--- TASK INPUTS ---
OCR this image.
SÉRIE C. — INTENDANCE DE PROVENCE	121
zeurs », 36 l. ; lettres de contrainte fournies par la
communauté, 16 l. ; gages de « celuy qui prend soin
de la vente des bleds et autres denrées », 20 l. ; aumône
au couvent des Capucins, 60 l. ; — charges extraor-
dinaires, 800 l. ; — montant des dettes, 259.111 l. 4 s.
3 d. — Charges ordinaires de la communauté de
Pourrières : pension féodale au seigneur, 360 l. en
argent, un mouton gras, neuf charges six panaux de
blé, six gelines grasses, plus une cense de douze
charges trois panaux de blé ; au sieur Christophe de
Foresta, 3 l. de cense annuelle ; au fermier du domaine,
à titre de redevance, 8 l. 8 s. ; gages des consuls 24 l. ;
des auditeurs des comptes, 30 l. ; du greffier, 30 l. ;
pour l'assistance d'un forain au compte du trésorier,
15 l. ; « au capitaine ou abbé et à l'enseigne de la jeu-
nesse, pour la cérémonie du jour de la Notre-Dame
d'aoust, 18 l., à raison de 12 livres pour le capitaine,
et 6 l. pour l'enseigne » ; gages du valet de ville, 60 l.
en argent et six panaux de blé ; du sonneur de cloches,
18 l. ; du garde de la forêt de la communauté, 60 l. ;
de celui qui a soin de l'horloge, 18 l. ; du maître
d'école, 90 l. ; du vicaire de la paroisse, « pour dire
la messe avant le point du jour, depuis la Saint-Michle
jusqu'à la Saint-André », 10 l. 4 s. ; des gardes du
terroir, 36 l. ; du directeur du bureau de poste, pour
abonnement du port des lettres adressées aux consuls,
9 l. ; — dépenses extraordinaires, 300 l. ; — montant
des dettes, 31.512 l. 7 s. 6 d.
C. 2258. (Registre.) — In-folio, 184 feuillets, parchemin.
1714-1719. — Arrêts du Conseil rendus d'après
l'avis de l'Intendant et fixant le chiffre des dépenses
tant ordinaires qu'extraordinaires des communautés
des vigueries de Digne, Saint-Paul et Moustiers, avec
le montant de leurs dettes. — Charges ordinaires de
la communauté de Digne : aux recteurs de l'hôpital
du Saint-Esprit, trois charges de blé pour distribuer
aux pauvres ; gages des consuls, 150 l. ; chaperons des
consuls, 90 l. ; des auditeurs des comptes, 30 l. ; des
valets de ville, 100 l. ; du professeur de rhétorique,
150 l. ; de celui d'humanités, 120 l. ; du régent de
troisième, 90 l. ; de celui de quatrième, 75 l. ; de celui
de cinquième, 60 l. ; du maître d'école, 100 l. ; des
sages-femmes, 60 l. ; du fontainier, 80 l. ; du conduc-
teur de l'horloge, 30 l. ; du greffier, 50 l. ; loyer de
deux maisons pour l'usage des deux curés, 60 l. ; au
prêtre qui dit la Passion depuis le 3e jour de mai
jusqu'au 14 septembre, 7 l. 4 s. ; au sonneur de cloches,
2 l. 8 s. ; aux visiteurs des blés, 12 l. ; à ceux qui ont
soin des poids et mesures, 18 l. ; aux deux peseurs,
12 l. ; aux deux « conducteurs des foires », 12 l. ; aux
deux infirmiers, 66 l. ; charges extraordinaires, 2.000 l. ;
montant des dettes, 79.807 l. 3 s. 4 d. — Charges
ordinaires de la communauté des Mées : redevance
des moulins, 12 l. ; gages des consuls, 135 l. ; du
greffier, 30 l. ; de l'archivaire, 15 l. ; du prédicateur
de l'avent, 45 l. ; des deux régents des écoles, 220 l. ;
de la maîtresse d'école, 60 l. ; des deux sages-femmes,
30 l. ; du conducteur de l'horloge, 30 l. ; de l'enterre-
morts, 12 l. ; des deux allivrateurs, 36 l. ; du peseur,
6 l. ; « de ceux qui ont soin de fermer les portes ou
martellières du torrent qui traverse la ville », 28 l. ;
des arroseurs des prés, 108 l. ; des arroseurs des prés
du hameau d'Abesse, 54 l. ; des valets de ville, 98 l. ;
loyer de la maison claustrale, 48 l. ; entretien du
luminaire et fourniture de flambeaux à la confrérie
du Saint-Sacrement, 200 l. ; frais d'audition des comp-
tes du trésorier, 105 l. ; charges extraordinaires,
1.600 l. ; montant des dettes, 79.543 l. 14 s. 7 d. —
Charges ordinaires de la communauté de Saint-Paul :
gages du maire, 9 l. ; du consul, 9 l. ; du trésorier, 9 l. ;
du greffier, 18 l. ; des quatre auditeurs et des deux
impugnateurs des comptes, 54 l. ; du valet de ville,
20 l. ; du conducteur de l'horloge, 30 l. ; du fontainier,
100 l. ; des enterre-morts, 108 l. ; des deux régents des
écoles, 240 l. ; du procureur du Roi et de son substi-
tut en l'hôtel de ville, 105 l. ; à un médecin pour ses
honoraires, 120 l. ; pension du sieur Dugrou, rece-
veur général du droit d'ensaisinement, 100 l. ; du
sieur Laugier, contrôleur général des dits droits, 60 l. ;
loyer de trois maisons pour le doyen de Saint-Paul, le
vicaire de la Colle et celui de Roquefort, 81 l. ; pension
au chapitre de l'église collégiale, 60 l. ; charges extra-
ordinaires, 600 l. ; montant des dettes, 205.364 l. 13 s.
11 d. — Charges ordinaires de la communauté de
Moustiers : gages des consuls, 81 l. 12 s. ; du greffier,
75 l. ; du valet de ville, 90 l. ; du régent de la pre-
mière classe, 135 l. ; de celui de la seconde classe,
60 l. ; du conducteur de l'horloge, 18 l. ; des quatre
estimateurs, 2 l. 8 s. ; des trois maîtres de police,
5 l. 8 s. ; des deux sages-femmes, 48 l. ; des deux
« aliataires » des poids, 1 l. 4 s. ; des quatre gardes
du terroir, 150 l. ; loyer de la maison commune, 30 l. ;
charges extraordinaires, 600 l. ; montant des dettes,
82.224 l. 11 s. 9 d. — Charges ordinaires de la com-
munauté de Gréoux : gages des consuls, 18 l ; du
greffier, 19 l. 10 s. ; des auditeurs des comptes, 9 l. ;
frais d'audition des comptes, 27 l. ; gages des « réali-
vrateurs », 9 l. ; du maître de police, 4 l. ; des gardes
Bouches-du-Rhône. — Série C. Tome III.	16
---
# [WRITTEN REQUEST]
All records above must be set down exactly, please.

# [RESPONSE TO THIS TASK]
OCR this image.
SÉRIE C. — INTENDANCE DE PROVENCE	121
zeurs », 36 l. ; lettres de contrainte fournies par la
communauté, 16 l. ; gages de « celuy qui prend soin
de la vente des bleds et autres denrées », 20 l. ; aumône
au couvent des Capucins, 60 l. ; — charges extraor-
dinaires, 800 l. ; — montant des dettes, 259.111 l. 4 s.
3 d. — Charges ordinaires de la communauté de
Pourrières : pension féodale au seigneur, 360 l. en
argent, un mouton gras, neuf charges six panaux de
blé, six gelines grasses, plus une cense de douze
charges trois panaux de blé ; au sieur Christophe de
Foresta, 3 l. de cense annuelle ; au fermier du domaine,
à titre de redevance, 8 l. 8 s. ; gages des consuls 24 l. ;
des auditeurs des comptes, 30 l. ; du greffier, 30 l. ;
pour l'assistance d'un forain au compte du trésorier,
15 l. ; « au capitaine ou abbé et à l'enseigne de la jeu-
nesse, pour la cérémonie du jour de la Notre-Dame
d'aoust, 18 l., à raison de 12 livres pour le capitaine,
et 6 l. pour l'enseigne » ; gages du valet de ville, 60 l.
en argent et six panaux de blé ; du sonneur de cloches,
18 l. ; du garde de la forêt de la communauté, 60 l. ;
de celui qui a soin de l'horloge, 18 l. ; du maître
d'école, 90 l. ; du vicaire de la paroisse, « pour dire
la messe avant le point du jour, depuis la Saint-Michle
jusqu'à la Saint-André », 10 l. 4 s. ; des gardes du
terroir, 36 l. ; du directeur du bureau de poste, pour
abonnement du port des lettres adressées aux consuls,
9 l. ; — dépenses extraordinaires, 300 l. ; — montant
des dettes, 31.512 l. 7 s. 6 d.
C. 2258. (Registre.) — In-folio, 184 feuillets, parchemin.
1714-1719. — Arrêts du Conseil rendus d'après
l'avis de l'Intendant et fixant le chiffre des dépenses
tant ordinaires qu'extraordinaires des communautés
des vigueries de Digne, Saint-Paul et Moustiers, avec
le montant de leurs dettes. — Charges ordinaires de
la communauté de Digne : aux recteurs de l'hôpital
du Saint-Esprit, trois charges de blé pour distribuer
aux pauvres ; gages des consuls, 150 l. ; chaperons des
consuls, 90 l. ; des auditeurs des comptes, 30 l. ; des
valets de ville, 100 l. ; du professeur de rhétorique,
150 l. ; de celui d'humanités, 120 l. ; du régent de
troisième, 90 l. ; de celui de quatrième, 75 l. ; de celui
de cinquième, 60 l. ; du maître d'école, 100 l. ; des
sages-femmes, 60 l. ; du fontainier, 80 l. ; du conduc-
teur de l'horloge, 30 l. ; du greffier, 50 l. ; loyer de
deux maisons pour l'usage des deux curés, 60 l. ; au
prêtre qui dit la Passion depuis le 3e jour de mai
jusqu'au 14 septembre, 7 l. 4 s. ; au sonneur de cloches,
2 l. 8 s. ; aux visiteurs des blés, 12 l. ; à ceux qui ont
soin des poids et mesures, 18 l. ; aux deux peseurs,
12 l. ; aux deux « conducteurs des foires », 12 l. ; aux
deux infirmiers, 66 l. ; charges extraordinaires, 2.000 l. ;
montant des dettes, 79.807 l. 3 s. 4 d. — Charges
ordinaires de la communauté des Mées : redevance
des moulins, 12 l. ; gages des consuls, 135 l. ; du
greffier, 30 l. ; de l'archivaire, 15 l. ; du prédicateur
de l'avent, 45 l. ; des deux régents des écoles, 220 l. ;
de la maîtresse d'école, 60 l. ; des deux sages-femmes,
30 l. ; du conducteur de l'horloge, 30 l. ; de l'enterre-
morts, 12 l. ; des deux allivrateurs, 36 l. ; du peseur,
6 l. ; « de ceux qui ont soin de fermer les portes ou
martellières du torrent qui traverse la ville », 28 l. ;
des arroseurs des prés, 108 l. ; des arroseurs des prés
du hameau d'Abesse, 54 l. ; des valets de ville, 98 l. ;
loyer de la maison claustrale, 48 l. ; entretien du
luminaire et fourniture de flambeaux à la confrérie
du Saint-Sacrement, 200 l. ; frais d'audition des comp-
tes du trésorier, 105 l. ; charges extraordinaires,
1.600 l. ; montant des dettes, 79.543 l. 14 s. 7 d. —
Charges ordinaires de la communauté de Saint-Paul :
gages du maire, 9 l. ; du consul, 9 l. ; du trésorier, 9 l. ;
du greffier, 18 l. ; des quatre auditeurs et des deux
impugnateurs des comptes, 54 l. ; du valet de ville,
20 l. ; du conducteur de l'horloge, 30 l. ; du fontainier,
100 l. ; des enterre-morts, 108 l. ; des deux régents des
écoles, 240 l. ; du procureur du Roi et de son substi-
tut en l'hôtel de ville, 105 l. ; à un médecin pour ses
honoraires, 120 l. ; pension du sieur Dugrou, rece-
veur général du droit d'ensaisinement, 100 l. ; du
sieur Laugier, contrôleur général des dits droits, 60 l. ;
loyer de trois maisons pour le doyen de Saint-Paul, le
vicaire de la Colle et celui de Roquefort, 81 l. ; pension
au chapitre de l'église collégiale, 60 l. ; charges extra-
ordinaires, 600 l. ; montant des dettes, 205.364 l. 13 s.
11 d. — Charges ordinaires de la communauté de
Moustiers : gages des consuls, 81 l. 12 s. ; du greffier,
75 l. ; du valet de ville, 90 l. ; du régent de la pre-
mière classe, 135 l. ; de celui de la seconde classe,
60 l. ; du conducteur de l'horloge, 18 l. ; des quatre
estimateurs, 2 l. 8 s. ; des trois maîtres de police,
5 l. 8 s. ; des deux sages-femmes, 48 l. ; des deux
« aliataires » des poids, 1 l. 4 s. ; des quatre gardes
du terroir, 150 l. ; loyer de la maison commune, 30 l. ;
charges extraordinaires, 600 l. ; montant des dettes,
82.224 l. 11 s. 9 d. — Charges ordinaires de la com-
munauté de Gréoux : gages des consuls, 18 l ; du
greffier, 19 l. 10 s. ; des auditeurs des comptes, 9 l. ;
frais d'audition des comptes, 27 l. ; gages des « réali-
vrateurs », 9 l. ; du maître de police, 4 l. ; des gardes
Bouches-du-Rhône. — Série C. Tome III.	16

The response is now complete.